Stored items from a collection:

^^^^

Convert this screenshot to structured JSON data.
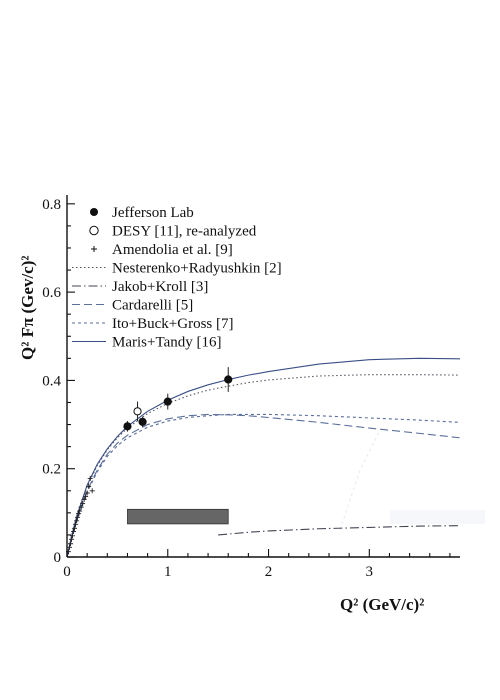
{
  "chart_data": {
    "type": "line",
    "xlabel": "Q² (GeV/c)²",
    "ylabel": "Q² Fπ (Gev/c)²",
    "xlim": [
      0,
      3.9
    ],
    "ylim": [
      0,
      0.82
    ],
    "x_ticks": [
      0,
      1,
      2,
      3
    ],
    "y_ticks": [
      0,
      0.2,
      0.4,
      0.6,
      0.8
    ],
    "x_tick_labels": [
      "0",
      "1",
      "2",
      "3"
    ],
    "y_tick_labels": [
      "0",
      "0.2",
      "0.4",
      "0.6",
      "0.8"
    ],
    "legend_position": "top-left",
    "series": [
      {
        "name": "Jefferson Lab",
        "kind": "points-filled",
        "points": [
          {
            "x": 0.6,
            "y": 0.296,
            "err": 0.012
          },
          {
            "x": 0.75,
            "y": 0.306,
            "err": 0.012
          },
          {
            "x": 1.0,
            "y": 0.352,
            "err": 0.018
          },
          {
            "x": 1.6,
            "y": 0.402,
            "err": 0.028
          }
        ]
      },
      {
        "name": "DESY [11], re-analyzed",
        "kind": "points-open",
        "points": [
          {
            "x": 0.7,
            "y": 0.33,
            "err": 0.022
          }
        ]
      },
      {
        "name": "Amendolia et al. [9]",
        "kind": "points-cross",
        "points": [
          {
            "x": 0.015,
            "y": 0.012
          },
          {
            "x": 0.025,
            "y": 0.022
          },
          {
            "x": 0.035,
            "y": 0.03
          },
          {
            "x": 0.045,
            "y": 0.04
          },
          {
            "x": 0.055,
            "y": 0.048
          },
          {
            "x": 0.065,
            "y": 0.058
          },
          {
            "x": 0.075,
            "y": 0.065
          },
          {
            "x": 0.085,
            "y": 0.074
          },
          {
            "x": 0.095,
            "y": 0.082
          },
          {
            "x": 0.105,
            "y": 0.09
          },
          {
            "x": 0.115,
            "y": 0.098
          },
          {
            "x": 0.125,
            "y": 0.104
          },
          {
            "x": 0.14,
            "y": 0.113
          },
          {
            "x": 0.155,
            "y": 0.121
          },
          {
            "x": 0.17,
            "y": 0.13
          },
          {
            "x": 0.185,
            "y": 0.137
          },
          {
            "x": 0.2,
            "y": 0.145
          },
          {
            "x": 0.215,
            "y": 0.16
          },
          {
            "x": 0.23,
            "y": 0.178
          },
          {
            "x": 0.25,
            "y": 0.15
          }
        ]
      },
      {
        "name": "Nesterenko+Radyushkin [2]",
        "kind": "line",
        "dash": "1.5,2.5",
        "color": "#555566",
        "x": [
          0,
          0.05,
          0.1,
          0.2,
          0.3,
          0.4,
          0.5,
          0.6,
          0.8,
          1.0,
          1.2,
          1.4,
          1.6,
          1.8,
          2.0,
          2.5,
          3.0,
          3.5,
          3.9
        ],
        "y": [
          0,
          0.05,
          0.093,
          0.16,
          0.207,
          0.243,
          0.27,
          0.292,
          0.325,
          0.348,
          0.365,
          0.378,
          0.387,
          0.395,
          0.401,
          0.41,
          0.413,
          0.413,
          0.412
        ]
      },
      {
        "name": "Jakob+Kroll [3]",
        "kind": "line",
        "dash": "9,3,1.5,3",
        "color": "#444455",
        "x": [
          1.5,
          1.8,
          2.0,
          2.5,
          3.0,
          3.5,
          3.9
        ],
        "y": [
          0.05,
          0.056,
          0.059,
          0.064,
          0.067,
          0.07,
          0.071
        ]
      },
      {
        "name": "Cardarelli [5]",
        "kind": "line",
        "dash": "8,4",
        "color": "#5a6f9a",
        "x": [
          0,
          0.05,
          0.1,
          0.2,
          0.3,
          0.4,
          0.5,
          0.6,
          0.8,
          1.0,
          1.2,
          1.4,
          1.6,
          1.8,
          2.0,
          2.5,
          3.0,
          3.5,
          3.9
        ],
        "y": [
          0,
          0.045,
          0.085,
          0.15,
          0.197,
          0.233,
          0.258,
          0.276,
          0.3,
          0.313,
          0.32,
          0.323,
          0.322,
          0.32,
          0.316,
          0.305,
          0.292,
          0.28,
          0.27
        ]
      },
      {
        "name": "Ito+Buck+Gross [7]",
        "kind": "line",
        "dash": "3,3",
        "color": "#5a6f9a",
        "x": [
          0,
          0.05,
          0.1,
          0.2,
          0.3,
          0.4,
          0.5,
          0.6,
          0.8,
          1.0,
          1.2,
          1.4,
          1.6,
          1.8,
          2.0,
          2.5,
          3.0,
          3.5,
          3.9
        ],
        "y": [
          0,
          0.044,
          0.083,
          0.147,
          0.193,
          0.228,
          0.252,
          0.27,
          0.294,
          0.308,
          0.316,
          0.32,
          0.323,
          0.323,
          0.323,
          0.32,
          0.315,
          0.31,
          0.305
        ]
      },
      {
        "name": "Maris+Tandy [16]",
        "kind": "line",
        "dash": "",
        "color": "#3a4f86",
        "x": [
          0,
          0.05,
          0.1,
          0.2,
          0.3,
          0.4,
          0.5,
          0.6,
          0.8,
          1.0,
          1.2,
          1.4,
          1.6,
          1.8,
          2.0,
          2.5,
          3.0,
          3.5,
          3.9
        ],
        "y": [
          0,
          0.052,
          0.095,
          0.163,
          0.21,
          0.245,
          0.273,
          0.296,
          0.33,
          0.355,
          0.375,
          0.39,
          0.402,
          0.412,
          0.42,
          0.437,
          0.447,
          0.45,
          0.449
        ]
      }
    ],
    "boxes": [
      {
        "x0": 0.6,
        "x1": 1.6,
        "y0": 0.075,
        "y1": 0.108,
        "fill": "#666666"
      }
    ]
  }
}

^^^^

Given problem: Leave out the pictures and restate everything else word for word.

Answer to this task:
Convert this screenshot to structured JSON data.
{
  "chart_data": {
    "type": "line",
    "xlabel": "Q² (GeV/c)²",
    "ylabel": "Q² Fπ (Gev/c)²",
    "xlim": [
      0,
      3.9
    ],
    "ylim": [
      0,
      0.82
    ],
    "x_ticks": [
      0,
      1,
      2,
      3
    ],
    "y_ticks": [
      0,
      0.2,
      0.4,
      0.6,
      0.8
    ],
    "x_tick_labels": [
      "0",
      "1",
      "2",
      "3"
    ],
    "y_tick_labels": [
      "0",
      "0.2",
      "0.4",
      "0.6",
      "0.8"
    ],
    "legend_position": "top-left",
    "series": [
      {
        "name": "Jefferson Lab",
        "kind": "points-filled",
        "points": [
          {
            "x": 0.6,
            "y": 0.296,
            "err": 0.012
          },
          {
            "x": 0.75,
            "y": 0.306,
            "err": 0.012
          },
          {
            "x": 1.0,
            "y": 0.352,
            "err": 0.018
          },
          {
            "x": 1.6,
            "y": 0.402,
            "err": 0.028
          }
        ]
      },
      {
        "name": "DESY [11], re-analyzed",
        "kind": "points-open",
        "points": [
          {
            "x": 0.7,
            "y": 0.33,
            "err": 0.022
          }
        ]
      },
      {
        "name": "Amendolia et al. [9]",
        "kind": "points-cross",
        "points": [
          {
            "x": 0.015,
            "y": 0.012
          },
          {
            "x": 0.025,
            "y": 0.022
          },
          {
            "x": 0.035,
            "y": 0.03
          },
          {
            "x": 0.045,
            "y": 0.04
          },
          {
            "x": 0.055,
            "y": 0.048
          },
          {
            "x": 0.065,
            "y": 0.058
          },
          {
            "x": 0.075,
            "y": 0.065
          },
          {
            "x": 0.085,
            "y": 0.074
          },
          {
            "x": 0.095,
            "y": 0.082
          },
          {
            "x": 0.105,
            "y": 0.09
          },
          {
            "x": 0.115,
            "y": 0.098
          },
          {
            "x": 0.125,
            "y": 0.104
          },
          {
            "x": 0.14,
            "y": 0.113
          },
          {
            "x": 0.155,
            "y": 0.121
          },
          {
            "x": 0.17,
            "y": 0.13
          },
          {
            "x": 0.185,
            "y": 0.137
          },
          {
            "x": 0.2,
            "y": 0.145
          },
          {
            "x": 0.215,
            "y": 0.16
          },
          {
            "x": 0.23,
            "y": 0.178
          },
          {
            "x": 0.25,
            "y": 0.15
          }
        ]
      },
      {
        "name": "Nesterenko+Radyushkin [2]",
        "kind": "line",
        "dash": "1.5,2.5",
        "color": "#555566",
        "x": [
          0,
          0.05,
          0.1,
          0.2,
          0.3,
          0.4,
          0.5,
          0.6,
          0.8,
          1.0,
          1.2,
          1.4,
          1.6,
          1.8,
          2.0,
          2.5,
          3.0,
          3.5,
          3.9
        ],
        "y": [
          0,
          0.05,
          0.093,
          0.16,
          0.207,
          0.243,
          0.27,
          0.292,
          0.325,
          0.348,
          0.365,
          0.378,
          0.387,
          0.395,
          0.401,
          0.41,
          0.413,
          0.413,
          0.412
        ]
      },
      {
        "name": "Jakob+Kroll [3]",
        "kind": "line",
        "dash": "9,3,1.5,3",
        "color": "#444455",
        "x": [
          1.5,
          1.8,
          2.0,
          2.5,
          3.0,
          3.5,
          3.9
        ],
        "y": [
          0.05,
          0.056,
          0.059,
          0.064,
          0.067,
          0.07,
          0.071
        ]
      },
      {
        "name": "Cardarelli [5]",
        "kind": "line",
        "dash": "8,4",
        "color": "#5a6f9a",
        "x": [
          0,
          0.05,
          0.1,
          0.2,
          0.3,
          0.4,
          0.5,
          0.6,
          0.8,
          1.0,
          1.2,
          1.4,
          1.6,
          1.8,
          2.0,
          2.5,
          3.0,
          3.5,
          3.9
        ],
        "y": [
          0,
          0.045,
          0.085,
          0.15,
          0.197,
          0.233,
          0.258,
          0.276,
          0.3,
          0.313,
          0.32,
          0.323,
          0.322,
          0.32,
          0.316,
          0.305,
          0.292,
          0.28,
          0.27
        ]
      },
      {
        "name": "Ito+Buck+Gross [7]",
        "kind": "line",
        "dash": "3,3",
        "color": "#5a6f9a",
        "x": [
          0,
          0.05,
          0.1,
          0.2,
          0.3,
          0.4,
          0.5,
          0.6,
          0.8,
          1.0,
          1.2,
          1.4,
          1.6,
          1.8,
          2.0,
          2.5,
          3.0,
          3.5,
          3.9
        ],
        "y": [
          0,
          0.044,
          0.083,
          0.147,
          0.193,
          0.228,
          0.252,
          0.27,
          0.294,
          0.308,
          0.316,
          0.32,
          0.323,
          0.323,
          0.323,
          0.32,
          0.315,
          0.31,
          0.305
        ]
      },
      {
        "name": "Maris+Tandy [16]",
        "kind": "line",
        "dash": "",
        "color": "#3a4f86",
        "x": [
          0,
          0.05,
          0.1,
          0.2,
          0.3,
          0.4,
          0.5,
          0.6,
          0.8,
          1.0,
          1.2,
          1.4,
          1.6,
          1.8,
          2.0,
          2.5,
          3.0,
          3.5,
          3.9
        ],
        "y": [
          0,
          0.052,
          0.095,
          0.163,
          0.21,
          0.245,
          0.273,
          0.296,
          0.33,
          0.355,
          0.375,
          0.39,
          0.402,
          0.412,
          0.42,
          0.437,
          0.447,
          0.45,
          0.449
        ]
      }
    ],
    "boxes": [
      {
        "x0": 0.6,
        "x1": 1.6,
        "y0": 0.075,
        "y1": 0.108,
        "fill": "#666666"
      }
    ]
  }
}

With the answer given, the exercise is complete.